◆ STATED EXERCISE ◆
How many lines in this material include the string "Starting"? Answer with the number and nothing further.

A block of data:

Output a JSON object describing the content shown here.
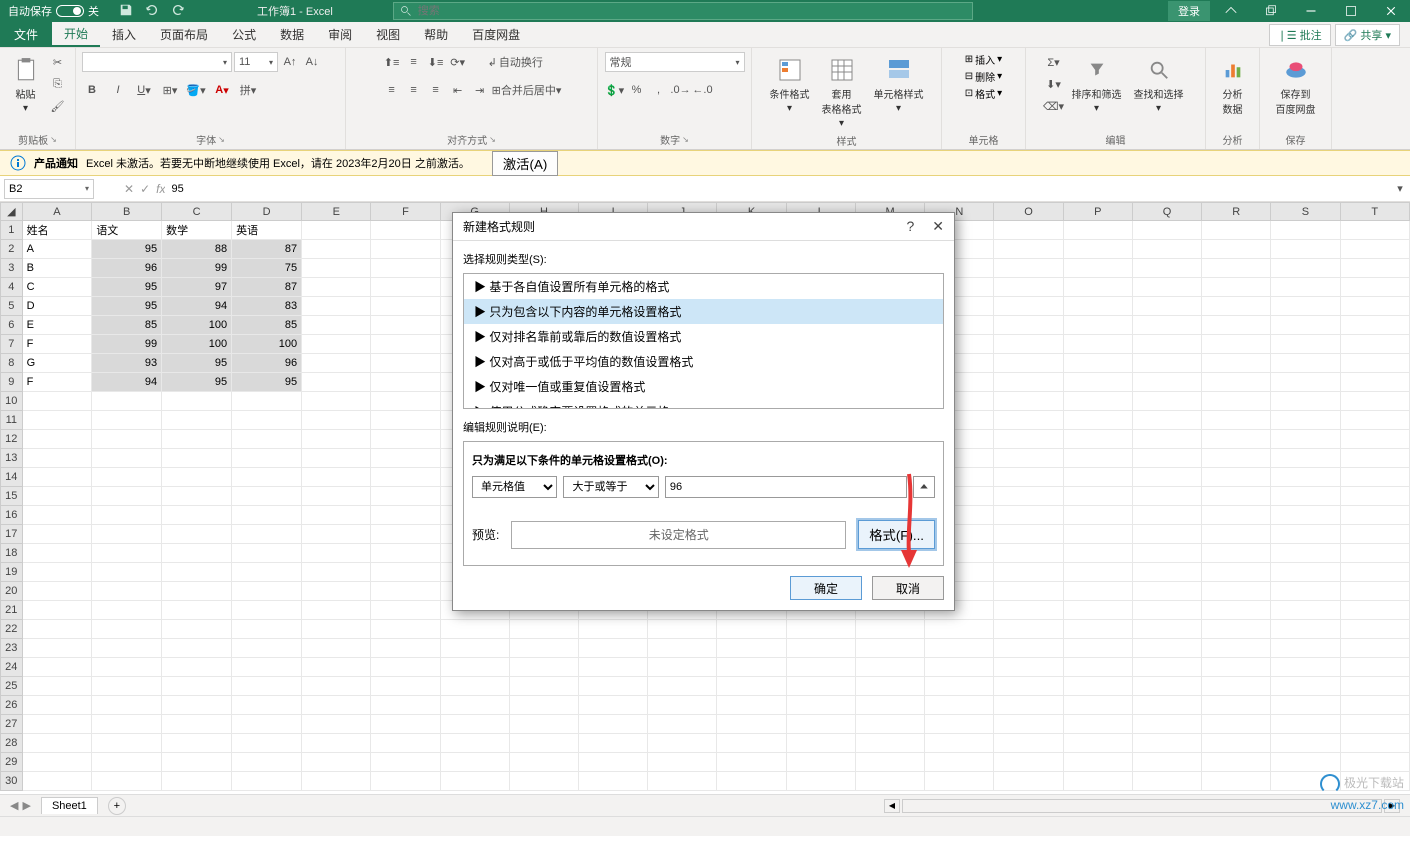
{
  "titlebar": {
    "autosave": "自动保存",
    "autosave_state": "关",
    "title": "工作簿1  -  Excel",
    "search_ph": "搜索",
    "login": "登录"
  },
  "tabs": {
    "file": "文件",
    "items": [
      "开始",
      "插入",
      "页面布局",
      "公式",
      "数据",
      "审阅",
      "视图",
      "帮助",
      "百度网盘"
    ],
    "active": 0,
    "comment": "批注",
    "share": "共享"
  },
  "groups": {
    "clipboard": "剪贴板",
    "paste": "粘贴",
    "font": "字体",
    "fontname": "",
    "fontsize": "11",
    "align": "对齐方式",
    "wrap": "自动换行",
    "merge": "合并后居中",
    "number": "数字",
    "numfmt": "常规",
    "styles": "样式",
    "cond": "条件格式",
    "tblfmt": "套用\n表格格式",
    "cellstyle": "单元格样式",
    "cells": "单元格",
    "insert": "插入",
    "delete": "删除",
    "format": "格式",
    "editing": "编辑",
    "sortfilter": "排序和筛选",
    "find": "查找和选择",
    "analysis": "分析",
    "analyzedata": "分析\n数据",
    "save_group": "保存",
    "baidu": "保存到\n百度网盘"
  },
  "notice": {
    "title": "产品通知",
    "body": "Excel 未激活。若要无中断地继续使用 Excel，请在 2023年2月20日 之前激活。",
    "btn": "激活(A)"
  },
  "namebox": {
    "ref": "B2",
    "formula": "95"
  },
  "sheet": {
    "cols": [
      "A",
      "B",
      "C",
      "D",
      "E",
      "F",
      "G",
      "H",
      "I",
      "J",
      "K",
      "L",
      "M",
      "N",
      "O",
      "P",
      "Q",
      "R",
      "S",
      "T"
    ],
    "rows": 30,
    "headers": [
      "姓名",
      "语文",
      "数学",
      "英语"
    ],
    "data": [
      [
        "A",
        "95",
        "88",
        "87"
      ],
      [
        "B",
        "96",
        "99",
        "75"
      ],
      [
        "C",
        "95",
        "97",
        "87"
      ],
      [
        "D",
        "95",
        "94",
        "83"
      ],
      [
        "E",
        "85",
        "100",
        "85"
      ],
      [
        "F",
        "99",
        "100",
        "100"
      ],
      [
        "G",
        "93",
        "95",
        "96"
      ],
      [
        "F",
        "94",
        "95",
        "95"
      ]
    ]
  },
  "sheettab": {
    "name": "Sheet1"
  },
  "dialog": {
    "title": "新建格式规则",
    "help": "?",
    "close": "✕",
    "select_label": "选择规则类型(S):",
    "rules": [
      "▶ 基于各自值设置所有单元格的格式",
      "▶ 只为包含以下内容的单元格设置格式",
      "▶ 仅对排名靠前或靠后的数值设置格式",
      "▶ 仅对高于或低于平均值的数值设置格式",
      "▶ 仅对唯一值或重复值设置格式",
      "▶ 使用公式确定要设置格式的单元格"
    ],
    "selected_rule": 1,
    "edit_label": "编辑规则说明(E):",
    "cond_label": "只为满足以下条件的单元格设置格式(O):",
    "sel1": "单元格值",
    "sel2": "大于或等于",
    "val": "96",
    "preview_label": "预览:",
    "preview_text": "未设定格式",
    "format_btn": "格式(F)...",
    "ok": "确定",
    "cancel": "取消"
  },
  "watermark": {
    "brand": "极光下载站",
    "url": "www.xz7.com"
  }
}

---

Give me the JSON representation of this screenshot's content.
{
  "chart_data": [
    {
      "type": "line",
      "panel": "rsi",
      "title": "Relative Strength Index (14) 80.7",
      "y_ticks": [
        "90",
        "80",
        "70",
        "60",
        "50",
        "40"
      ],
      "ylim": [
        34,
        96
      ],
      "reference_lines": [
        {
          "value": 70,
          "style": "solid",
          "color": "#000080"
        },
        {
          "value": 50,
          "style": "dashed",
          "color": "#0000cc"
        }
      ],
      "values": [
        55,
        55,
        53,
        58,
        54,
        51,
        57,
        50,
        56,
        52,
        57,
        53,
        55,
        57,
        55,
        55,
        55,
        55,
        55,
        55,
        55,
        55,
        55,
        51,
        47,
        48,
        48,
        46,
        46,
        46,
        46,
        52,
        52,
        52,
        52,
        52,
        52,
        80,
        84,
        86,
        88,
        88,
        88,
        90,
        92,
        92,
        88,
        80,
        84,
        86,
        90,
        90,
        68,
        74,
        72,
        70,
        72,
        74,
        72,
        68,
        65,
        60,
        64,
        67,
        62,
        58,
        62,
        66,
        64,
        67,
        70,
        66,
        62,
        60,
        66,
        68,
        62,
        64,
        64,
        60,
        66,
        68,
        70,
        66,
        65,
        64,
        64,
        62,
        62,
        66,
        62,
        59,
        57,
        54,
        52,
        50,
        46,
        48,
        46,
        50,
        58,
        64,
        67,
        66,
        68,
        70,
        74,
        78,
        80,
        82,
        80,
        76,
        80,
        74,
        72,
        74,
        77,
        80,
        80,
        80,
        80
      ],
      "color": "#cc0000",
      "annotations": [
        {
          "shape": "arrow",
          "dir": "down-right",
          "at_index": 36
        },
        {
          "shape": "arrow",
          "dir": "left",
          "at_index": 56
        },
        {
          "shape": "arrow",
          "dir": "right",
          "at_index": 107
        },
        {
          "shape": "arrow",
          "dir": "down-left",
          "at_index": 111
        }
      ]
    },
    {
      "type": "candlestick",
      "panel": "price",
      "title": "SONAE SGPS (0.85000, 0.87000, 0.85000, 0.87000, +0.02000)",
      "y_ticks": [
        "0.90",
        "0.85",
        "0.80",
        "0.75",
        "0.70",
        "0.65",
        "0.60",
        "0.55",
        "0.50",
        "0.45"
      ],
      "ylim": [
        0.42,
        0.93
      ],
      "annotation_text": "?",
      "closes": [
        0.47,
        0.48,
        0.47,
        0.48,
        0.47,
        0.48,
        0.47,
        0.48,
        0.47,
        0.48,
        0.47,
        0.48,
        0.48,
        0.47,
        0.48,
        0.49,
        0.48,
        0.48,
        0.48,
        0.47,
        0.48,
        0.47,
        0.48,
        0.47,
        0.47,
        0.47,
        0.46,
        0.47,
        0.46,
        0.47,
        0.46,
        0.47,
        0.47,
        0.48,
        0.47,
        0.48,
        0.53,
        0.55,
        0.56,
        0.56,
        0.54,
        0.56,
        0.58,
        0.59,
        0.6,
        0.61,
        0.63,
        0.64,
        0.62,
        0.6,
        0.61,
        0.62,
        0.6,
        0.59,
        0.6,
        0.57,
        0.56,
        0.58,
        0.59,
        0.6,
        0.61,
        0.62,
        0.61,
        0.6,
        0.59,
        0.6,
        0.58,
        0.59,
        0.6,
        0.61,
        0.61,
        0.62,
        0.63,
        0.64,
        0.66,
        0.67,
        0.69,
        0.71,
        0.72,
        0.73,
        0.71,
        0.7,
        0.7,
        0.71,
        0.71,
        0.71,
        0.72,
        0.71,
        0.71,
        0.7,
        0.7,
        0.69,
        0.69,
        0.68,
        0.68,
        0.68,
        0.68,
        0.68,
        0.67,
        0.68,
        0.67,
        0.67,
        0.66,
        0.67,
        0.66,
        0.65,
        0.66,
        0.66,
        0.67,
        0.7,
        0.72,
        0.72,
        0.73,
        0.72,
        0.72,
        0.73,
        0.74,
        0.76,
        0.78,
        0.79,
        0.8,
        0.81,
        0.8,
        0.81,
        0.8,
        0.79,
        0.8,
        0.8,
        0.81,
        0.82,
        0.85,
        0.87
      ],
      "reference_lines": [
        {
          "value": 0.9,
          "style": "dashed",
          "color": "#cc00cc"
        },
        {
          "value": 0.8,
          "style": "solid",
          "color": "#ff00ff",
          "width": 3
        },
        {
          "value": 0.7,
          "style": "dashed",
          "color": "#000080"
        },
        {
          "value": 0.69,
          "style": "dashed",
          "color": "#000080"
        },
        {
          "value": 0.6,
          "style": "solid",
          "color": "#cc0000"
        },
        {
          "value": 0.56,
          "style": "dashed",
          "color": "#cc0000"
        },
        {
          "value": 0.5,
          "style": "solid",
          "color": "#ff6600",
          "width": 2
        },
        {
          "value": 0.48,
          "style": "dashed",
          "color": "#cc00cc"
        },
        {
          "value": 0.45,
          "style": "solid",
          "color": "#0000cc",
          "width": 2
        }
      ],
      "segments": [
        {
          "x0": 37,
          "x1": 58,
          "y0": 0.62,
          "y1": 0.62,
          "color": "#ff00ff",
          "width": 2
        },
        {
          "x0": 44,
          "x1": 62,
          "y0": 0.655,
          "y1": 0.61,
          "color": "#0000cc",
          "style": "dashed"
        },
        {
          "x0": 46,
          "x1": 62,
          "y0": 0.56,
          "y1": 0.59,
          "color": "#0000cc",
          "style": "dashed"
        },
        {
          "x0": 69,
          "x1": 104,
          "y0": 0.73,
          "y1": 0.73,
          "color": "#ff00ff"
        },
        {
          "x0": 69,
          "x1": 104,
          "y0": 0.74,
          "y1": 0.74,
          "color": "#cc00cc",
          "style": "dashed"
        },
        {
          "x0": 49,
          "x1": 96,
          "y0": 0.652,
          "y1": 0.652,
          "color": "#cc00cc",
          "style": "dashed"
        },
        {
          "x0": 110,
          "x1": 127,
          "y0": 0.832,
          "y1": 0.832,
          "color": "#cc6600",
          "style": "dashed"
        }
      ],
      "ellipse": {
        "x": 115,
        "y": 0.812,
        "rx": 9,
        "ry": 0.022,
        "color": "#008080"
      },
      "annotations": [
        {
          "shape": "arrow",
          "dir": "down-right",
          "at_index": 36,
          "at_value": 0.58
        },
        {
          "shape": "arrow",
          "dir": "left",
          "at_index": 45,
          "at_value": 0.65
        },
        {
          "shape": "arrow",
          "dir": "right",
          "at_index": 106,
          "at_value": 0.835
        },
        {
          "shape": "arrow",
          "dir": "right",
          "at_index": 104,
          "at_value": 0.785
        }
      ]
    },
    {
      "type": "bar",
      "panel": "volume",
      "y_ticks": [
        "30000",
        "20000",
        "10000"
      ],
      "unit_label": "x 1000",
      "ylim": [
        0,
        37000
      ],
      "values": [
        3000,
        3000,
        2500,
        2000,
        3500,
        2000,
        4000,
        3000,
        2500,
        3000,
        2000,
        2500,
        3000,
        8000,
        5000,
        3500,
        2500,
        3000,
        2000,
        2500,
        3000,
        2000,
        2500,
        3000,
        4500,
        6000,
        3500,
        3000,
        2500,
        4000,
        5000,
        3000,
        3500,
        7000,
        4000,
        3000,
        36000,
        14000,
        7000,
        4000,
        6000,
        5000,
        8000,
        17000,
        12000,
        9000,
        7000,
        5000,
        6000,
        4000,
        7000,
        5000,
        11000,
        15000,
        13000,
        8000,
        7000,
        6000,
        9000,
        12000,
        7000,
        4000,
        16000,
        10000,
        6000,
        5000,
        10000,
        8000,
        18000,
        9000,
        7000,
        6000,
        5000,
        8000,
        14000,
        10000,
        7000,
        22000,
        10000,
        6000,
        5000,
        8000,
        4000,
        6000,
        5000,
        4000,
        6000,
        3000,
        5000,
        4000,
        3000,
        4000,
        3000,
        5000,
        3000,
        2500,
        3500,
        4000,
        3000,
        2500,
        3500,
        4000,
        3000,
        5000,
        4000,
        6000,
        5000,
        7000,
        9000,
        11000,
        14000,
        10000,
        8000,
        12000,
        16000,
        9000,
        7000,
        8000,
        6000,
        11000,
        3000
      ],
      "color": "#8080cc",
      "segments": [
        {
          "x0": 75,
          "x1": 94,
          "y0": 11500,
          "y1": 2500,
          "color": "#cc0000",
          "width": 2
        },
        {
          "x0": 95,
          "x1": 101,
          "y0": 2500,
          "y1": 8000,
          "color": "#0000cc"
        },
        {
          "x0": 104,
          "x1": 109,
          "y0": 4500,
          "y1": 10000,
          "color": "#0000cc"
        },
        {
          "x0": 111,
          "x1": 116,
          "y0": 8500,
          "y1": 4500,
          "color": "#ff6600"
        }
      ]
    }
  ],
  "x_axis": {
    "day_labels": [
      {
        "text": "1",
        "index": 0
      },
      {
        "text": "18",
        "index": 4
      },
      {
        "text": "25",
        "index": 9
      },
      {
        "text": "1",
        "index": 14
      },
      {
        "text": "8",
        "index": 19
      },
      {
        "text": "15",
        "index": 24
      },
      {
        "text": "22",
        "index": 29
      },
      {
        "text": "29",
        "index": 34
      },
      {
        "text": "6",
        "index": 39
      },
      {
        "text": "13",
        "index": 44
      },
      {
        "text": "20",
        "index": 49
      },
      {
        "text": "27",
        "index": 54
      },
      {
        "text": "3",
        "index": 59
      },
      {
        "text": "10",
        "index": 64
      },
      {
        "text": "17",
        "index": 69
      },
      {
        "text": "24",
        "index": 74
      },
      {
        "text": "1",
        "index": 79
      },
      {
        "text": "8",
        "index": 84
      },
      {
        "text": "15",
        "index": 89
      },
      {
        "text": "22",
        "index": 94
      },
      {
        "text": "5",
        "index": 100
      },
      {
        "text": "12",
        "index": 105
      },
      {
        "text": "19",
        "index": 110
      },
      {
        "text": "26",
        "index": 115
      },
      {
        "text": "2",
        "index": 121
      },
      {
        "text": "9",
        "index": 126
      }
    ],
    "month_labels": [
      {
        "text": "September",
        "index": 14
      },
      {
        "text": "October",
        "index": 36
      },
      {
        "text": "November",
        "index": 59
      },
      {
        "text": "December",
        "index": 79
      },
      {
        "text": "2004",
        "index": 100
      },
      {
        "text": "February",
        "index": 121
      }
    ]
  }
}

...

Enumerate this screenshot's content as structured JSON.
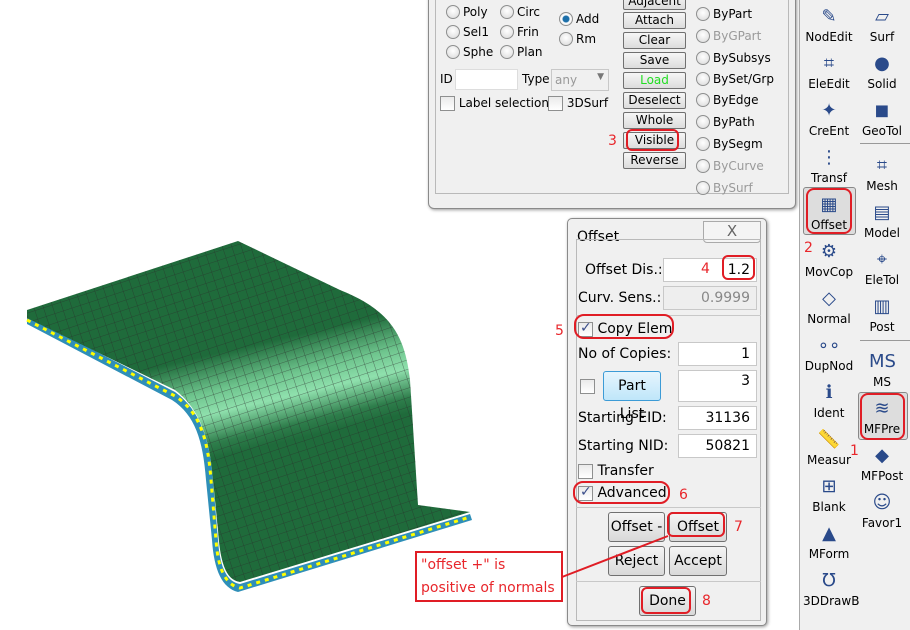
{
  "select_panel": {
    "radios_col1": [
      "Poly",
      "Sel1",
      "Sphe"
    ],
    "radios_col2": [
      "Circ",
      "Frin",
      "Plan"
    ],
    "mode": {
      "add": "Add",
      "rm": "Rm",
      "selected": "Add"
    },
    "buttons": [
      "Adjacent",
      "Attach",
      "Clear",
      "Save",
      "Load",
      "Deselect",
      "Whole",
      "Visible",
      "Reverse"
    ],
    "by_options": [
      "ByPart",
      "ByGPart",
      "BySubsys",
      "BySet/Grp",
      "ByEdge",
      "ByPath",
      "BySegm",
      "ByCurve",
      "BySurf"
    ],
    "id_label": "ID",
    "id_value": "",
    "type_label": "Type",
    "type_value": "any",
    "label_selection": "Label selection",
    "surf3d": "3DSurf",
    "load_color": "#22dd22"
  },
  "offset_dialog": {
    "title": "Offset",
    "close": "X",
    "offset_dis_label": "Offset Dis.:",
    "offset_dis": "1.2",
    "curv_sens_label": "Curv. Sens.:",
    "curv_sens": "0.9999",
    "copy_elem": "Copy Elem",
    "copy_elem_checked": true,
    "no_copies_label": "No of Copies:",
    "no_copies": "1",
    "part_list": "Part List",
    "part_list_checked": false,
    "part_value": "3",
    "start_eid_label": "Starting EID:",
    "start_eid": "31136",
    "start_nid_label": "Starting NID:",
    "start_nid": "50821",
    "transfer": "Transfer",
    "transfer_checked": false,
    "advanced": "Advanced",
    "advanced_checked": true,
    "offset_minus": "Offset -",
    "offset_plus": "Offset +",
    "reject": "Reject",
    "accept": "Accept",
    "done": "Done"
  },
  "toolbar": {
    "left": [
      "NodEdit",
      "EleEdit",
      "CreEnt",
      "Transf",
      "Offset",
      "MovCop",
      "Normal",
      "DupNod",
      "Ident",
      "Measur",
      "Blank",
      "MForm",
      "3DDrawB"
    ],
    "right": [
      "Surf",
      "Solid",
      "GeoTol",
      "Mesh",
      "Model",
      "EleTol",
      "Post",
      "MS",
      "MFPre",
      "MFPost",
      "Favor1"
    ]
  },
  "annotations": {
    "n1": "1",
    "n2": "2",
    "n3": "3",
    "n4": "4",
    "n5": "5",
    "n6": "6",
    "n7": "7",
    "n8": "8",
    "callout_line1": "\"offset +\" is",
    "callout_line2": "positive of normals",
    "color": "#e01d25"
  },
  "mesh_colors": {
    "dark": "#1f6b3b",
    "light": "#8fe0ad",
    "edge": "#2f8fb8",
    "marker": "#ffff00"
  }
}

◆ ANSWER TO THE EXERCISE ◆
2